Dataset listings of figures
(begin)

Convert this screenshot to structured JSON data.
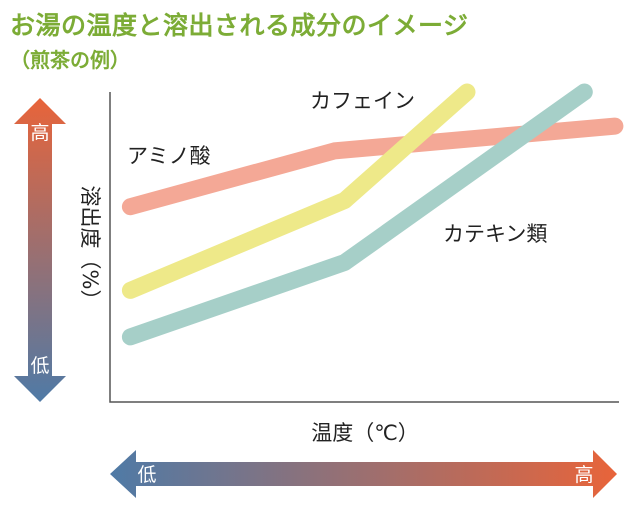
{
  "title": "お湯の温度と溶出される成分のイメージ",
  "subtitle": "（煎茶の例）",
  "chart_data": {
    "type": "line",
    "title": "お湯の温度と溶出される成分のイメージ",
    "subtitle": "（煎茶の例）",
    "xlabel": "温度（℃）",
    "ylabel": "溶出度（%）",
    "x_scale_labels": {
      "low": "低",
      "high": "高"
    },
    "y_scale_labels": {
      "low": "低",
      "high": "高"
    },
    "xlim": [
      0,
      10
    ],
    "ylim": [
      0,
      10
    ],
    "grid": false,
    "series": [
      {
        "name": "アミノ酸",
        "color": "#f4a896",
        "x": [
          0.4,
          4.4,
          9.9
        ],
        "y": [
          6.3,
          8.1,
          8.9
        ]
      },
      {
        "name": "カフェイン",
        "color": "#eee989",
        "x": [
          0.4,
          4.6,
          7.0
        ],
        "y": [
          3.6,
          6.5,
          10.0
        ]
      },
      {
        "name": "カテキン類",
        "color": "#a6cfc8",
        "x": [
          0.4,
          4.6,
          9.3
        ],
        "y": [
          2.1,
          4.5,
          10.0
        ]
      }
    ]
  },
  "colors": {
    "title": "#7cac36",
    "arrow_low": "#4f7aa6",
    "arrow_high": "#e8643a"
  }
}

(end)

Transcribe the listing above verbatim. Omit the pictures.

Expected output —
Convert this screenshot to structured JSON data.
{
  "title": "お湯の温度と溶出される成分のイメージ",
  "subtitle": "（煎茶の例）",
  "chart_data": {
    "type": "line",
    "title": "お湯の温度と溶出される成分のイメージ",
    "subtitle": "（煎茶の例）",
    "xlabel": "温度（℃）",
    "ylabel": "溶出度（%）",
    "x_scale_labels": {
      "low": "低",
      "high": "高"
    },
    "y_scale_labels": {
      "low": "低",
      "high": "高"
    },
    "xlim": [
      0,
      10
    ],
    "ylim": [
      0,
      10
    ],
    "grid": false,
    "series": [
      {
        "name": "アミノ酸",
        "color": "#f4a896",
        "x": [
          0.4,
          4.4,
          9.9
        ],
        "y": [
          6.3,
          8.1,
          8.9
        ]
      },
      {
        "name": "カフェイン",
        "color": "#eee989",
        "x": [
          0.4,
          4.6,
          7.0
        ],
        "y": [
          3.6,
          6.5,
          10.0
        ]
      },
      {
        "name": "カテキン類",
        "color": "#a6cfc8",
        "x": [
          0.4,
          4.6,
          9.3
        ],
        "y": [
          2.1,
          4.5,
          10.0
        ]
      }
    ]
  },
  "colors": {
    "title": "#7cac36",
    "arrow_low": "#4f7aa6",
    "arrow_high": "#e8643a"
  }
}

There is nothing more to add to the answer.